Goal: Find the lines that hold "showers". Report only how many there are.

--- Begin Information supplied ---

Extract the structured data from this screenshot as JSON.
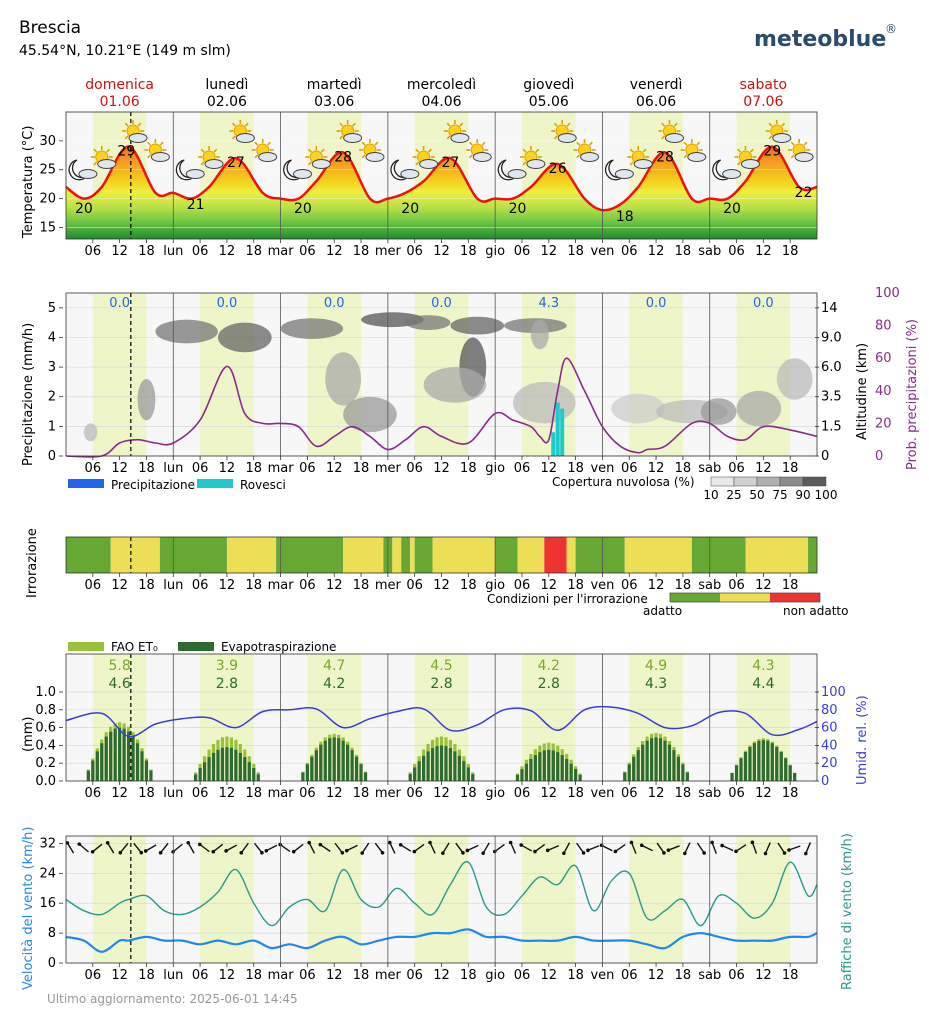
{
  "header": {
    "city": "Brescia",
    "coords": "45.54°N, 10.21°E (149 m slm)",
    "brand": "meteoblue",
    "brand_mark": "®"
  },
  "days": [
    {
      "name": "domenica",
      "date": "01.06",
      "weekend": true
    },
    {
      "name": "lunedì",
      "date": "02.06",
      "weekend": false
    },
    {
      "name": "martedì",
      "date": "03.06",
      "weekend": false
    },
    {
      "name": "mercoledì",
      "date": "04.06",
      "weekend": false
    },
    {
      "name": "giovedì",
      "date": "05.06",
      "weekend": false
    },
    {
      "name": "venerdì",
      "date": "06.06",
      "weekend": false
    },
    {
      "name": "sabato",
      "date": "07.06",
      "weekend": true
    }
  ],
  "x_ticks": [
    "06",
    "12",
    "18",
    "lun",
    "06",
    "12",
    "18",
    "mar",
    "06",
    "12",
    "18",
    "mer",
    "06",
    "12",
    "18",
    "gio",
    "06",
    "12",
    "18",
    "ven",
    "06",
    "12",
    "18",
    "sab",
    "06",
    "12",
    "18"
  ],
  "chart_data": [
    {
      "type": "line",
      "id": "temperature",
      "ylabel": "Temperatura (°C)",
      "y_ticks": [
        15,
        20,
        25,
        30
      ],
      "ylim": [
        13,
        35
      ],
      "x_hours": [
        0,
        4,
        8,
        14,
        20,
        24,
        28,
        32,
        38,
        44,
        48,
        52,
        56,
        62,
        68,
        72,
        76,
        80,
        86,
        92,
        96,
        100,
        104,
        110,
        116,
        120,
        124,
        128,
        134,
        140,
        144,
        148,
        152,
        158,
        164,
        168
      ],
      "values": [
        22,
        20,
        22,
        29,
        21,
        21,
        20,
        22,
        27,
        21,
        20,
        20,
        23,
        28,
        20,
        20,
        21,
        23,
        27,
        20,
        20,
        20,
        22,
        26,
        20,
        18,
        19,
        22,
        28,
        20,
        20,
        20,
        23,
        29,
        22,
        22
      ],
      "max_labels": [
        29,
        27,
        28,
        27,
        26,
        28,
        29
      ],
      "min_labels": [
        20,
        21,
        20,
        20,
        20,
        18,
        20,
        22
      ]
    },
    {
      "type": "line",
      "id": "precipitation",
      "ylabel": "Precipitazione (mm/h)",
      "y_ticks": [
        0,
        1,
        2,
        3,
        4,
        5
      ],
      "ylim": [
        0,
        5.5
      ],
      "right_axis_1": {
        "label": "Altitudine (km)",
        "ticks": [
          "0",
          "1.5",
          "3.5",
          "6.0",
          "9.0",
          "14"
        ]
      },
      "right_axis_2": {
        "label": "Prob. precipitazioni (%)",
        "ticks": [
          0,
          20,
          40,
          60,
          80,
          100
        ]
      },
      "daily_totals": [
        "0.0",
        "0.0",
        "0.0",
        "0.0",
        "4.3",
        "0.0",
        "0.0"
      ],
      "prob_x_hours": [
        0,
        8,
        12,
        16,
        20,
        24,
        30,
        36,
        40,
        44,
        48,
        52,
        56,
        60,
        64,
        68,
        72,
        76,
        80,
        84,
        90,
        96,
        100,
        104,
        106,
        108,
        110,
        112,
        116,
        120,
        124,
        128,
        130,
        134,
        140,
        144,
        148,
        152,
        156,
        162,
        168
      ],
      "prob_values": [
        0,
        0,
        8,
        10,
        8,
        8,
        22,
        55,
        26,
        20,
        20,
        18,
        6,
        12,
        18,
        12,
        4,
        10,
        18,
        12,
        8,
        26,
        22,
        18,
        12,
        10,
        40,
        60,
        40,
        18,
        6,
        2,
        4,
        6,
        20,
        20,
        12,
        10,
        18,
        16,
        12
      ],
      "showers": [
        {
          "hour": 109,
          "mm": 0.8
        },
        {
          "hour": 110,
          "mm": 1.8
        },
        {
          "hour": 111,
          "mm": 1.6
        }
      ],
      "legend": {
        "precip": "Precipitazione",
        "showers": "Rovesci",
        "cloud_title": "Copertura nuvolosa (%)",
        "cloud_ticks": [
          "10",
          "25",
          "50",
          "75",
          "90",
          "100"
        ]
      }
    },
    {
      "type": "heatmap",
      "id": "irrigation",
      "ylabel": "Irrorazione",
      "legend_title": "Condizioni per l'irrorazione",
      "legend_good": "adatto",
      "legend_bad": "non adatto",
      "segments": [
        {
          "from": 0,
          "to": 10,
          "level": "good"
        },
        {
          "from": 10,
          "to": 21,
          "level": "medium"
        },
        {
          "from": 21,
          "to": 36,
          "level": "good"
        },
        {
          "from": 36,
          "to": 47,
          "level": "medium"
        },
        {
          "from": 47,
          "to": 62,
          "level": "good"
        },
        {
          "from": 62,
          "to": 71,
          "level": "medium"
        },
        {
          "from": 71,
          "to": 73,
          "level": "good"
        },
        {
          "from": 73,
          "to": 75,
          "level": "medium"
        },
        {
          "from": 75,
          "to": 77,
          "level": "good"
        },
        {
          "from": 77,
          "to": 78,
          "level": "medium"
        },
        {
          "from": 78,
          "to": 82,
          "level": "good"
        },
        {
          "from": 82,
          "to": 96,
          "level": "medium"
        },
        {
          "from": 96,
          "to": 101,
          "level": "good"
        },
        {
          "from": 101,
          "to": 107,
          "level": "medium"
        },
        {
          "from": 107,
          "to": 112,
          "level": "bad"
        },
        {
          "from": 112,
          "to": 114,
          "level": "medium"
        },
        {
          "from": 114,
          "to": 125,
          "level": "good"
        },
        {
          "from": 125,
          "to": 140,
          "level": "medium"
        },
        {
          "from": 140,
          "to": 152,
          "level": "good"
        },
        {
          "from": 152,
          "to": 166,
          "level": "medium"
        },
        {
          "from": 166,
          "to": 168,
          "level": "good"
        }
      ]
    },
    {
      "type": "bar",
      "id": "evapotranspiration",
      "ylabel": "(mm)",
      "y_ticks": [
        "0.0",
        "0.2",
        "0.4",
        "0.6",
        "0.8",
        "1.0"
      ],
      "ylim": [
        0,
        1.0
      ],
      "right_axis": {
        "label": "Umid. rel. (%)",
        "ticks": [
          0,
          20,
          40,
          60,
          80,
          100
        ]
      },
      "legend": {
        "fao": "FAO ET₀",
        "evapo": "Evapotraspirazione"
      },
      "fao_daily": [
        "5.8",
        "3.9",
        "4.7",
        "4.5",
        "4.2",
        "4.9",
        "4.3"
      ],
      "evapo_daily": [
        "4.6",
        "2.8",
        "4.2",
        "2.8",
        "2.8",
        "4.3",
        "4.4"
      ],
      "fao_peak": [
        0.66,
        0.5,
        0.53,
        0.5,
        0.43,
        0.54,
        0.48
      ],
      "evapo_peak": [
        0.6,
        0.38,
        0.49,
        0.4,
        0.35,
        0.49,
        0.46
      ],
      "humidity_x_hours": [
        0,
        8,
        14,
        20,
        26,
        32,
        38,
        44,
        50,
        56,
        62,
        68,
        74,
        80,
        86,
        92,
        98,
        104,
        110,
        116,
        122,
        128,
        134,
        140,
        146,
        152,
        158,
        164,
        168
      ],
      "humidity_values": [
        68,
        76,
        50,
        64,
        70,
        71,
        60,
        78,
        80,
        81,
        60,
        70,
        78,
        81,
        57,
        63,
        80,
        79,
        57,
        80,
        83,
        76,
        60,
        62,
        77,
        76,
        52,
        58,
        67
      ]
    },
    {
      "type": "line",
      "id": "wind",
      "ylabel_left": "Velocità del vento (km/h)",
      "ylabel_right": "Raffiche di vento (km/h)",
      "y_ticks": [
        0,
        8,
        16,
        24,
        32
      ],
      "ylim": [
        0,
        34
      ],
      "x_hours": [
        0,
        4,
        8,
        12,
        14,
        18,
        22,
        26,
        30,
        34,
        38,
        42,
        46,
        50,
        54,
        58,
        62,
        66,
        70,
        74,
        78,
        82,
        86,
        90,
        94,
        98,
        102,
        106,
        110,
        114,
        118,
        122,
        126,
        130,
        134,
        138,
        142,
        146,
        150,
        154,
        158,
        162,
        166,
        168
      ],
      "speed": [
        7,
        6,
        3,
        6,
        6,
        7,
        6,
        6,
        5,
        6,
        5,
        6,
        4,
        5,
        4,
        6,
        7,
        5,
        6,
        7,
        7,
        8,
        8,
        9,
        7,
        7,
        6,
        6,
        6,
        7,
        6,
        6,
        6,
        5,
        4,
        7,
        8,
        7,
        6,
        6,
        6,
        7,
        7,
        8
      ],
      "gusts": [
        17,
        14,
        13,
        16,
        17,
        18,
        14,
        13,
        15,
        19,
        25,
        16,
        10,
        15,
        17,
        14,
        25,
        17,
        15,
        20,
        16,
        13,
        21,
        27,
        15,
        13,
        18,
        23,
        21,
        26,
        14,
        22,
        24,
        12,
        14,
        17,
        10,
        18,
        16,
        12,
        16,
        27,
        18,
        21
      ]
    }
  ],
  "updated": "Ultimo aggiornamento: 2025-06-01 14:45",
  "colors": {
    "day_band": "#eef5c8",
    "temp_line": "#ee1111",
    "humidity": "#3b3bdd",
    "prob": "#8a2a8a",
    "showers": "#22c9c9",
    "precip": "#2266ee",
    "wind_speed": "#2288ee",
    "gusts": "#2a9a8e",
    "fao": "#99c23a",
    "evapo": "#2e6b32",
    "irr_good": "#66a833",
    "irr_medium": "#ecdf55",
    "irr_bad": "#ee3333",
    "weekend": "#cc1111"
  }
}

--- End Information supplied ---

Full response: 3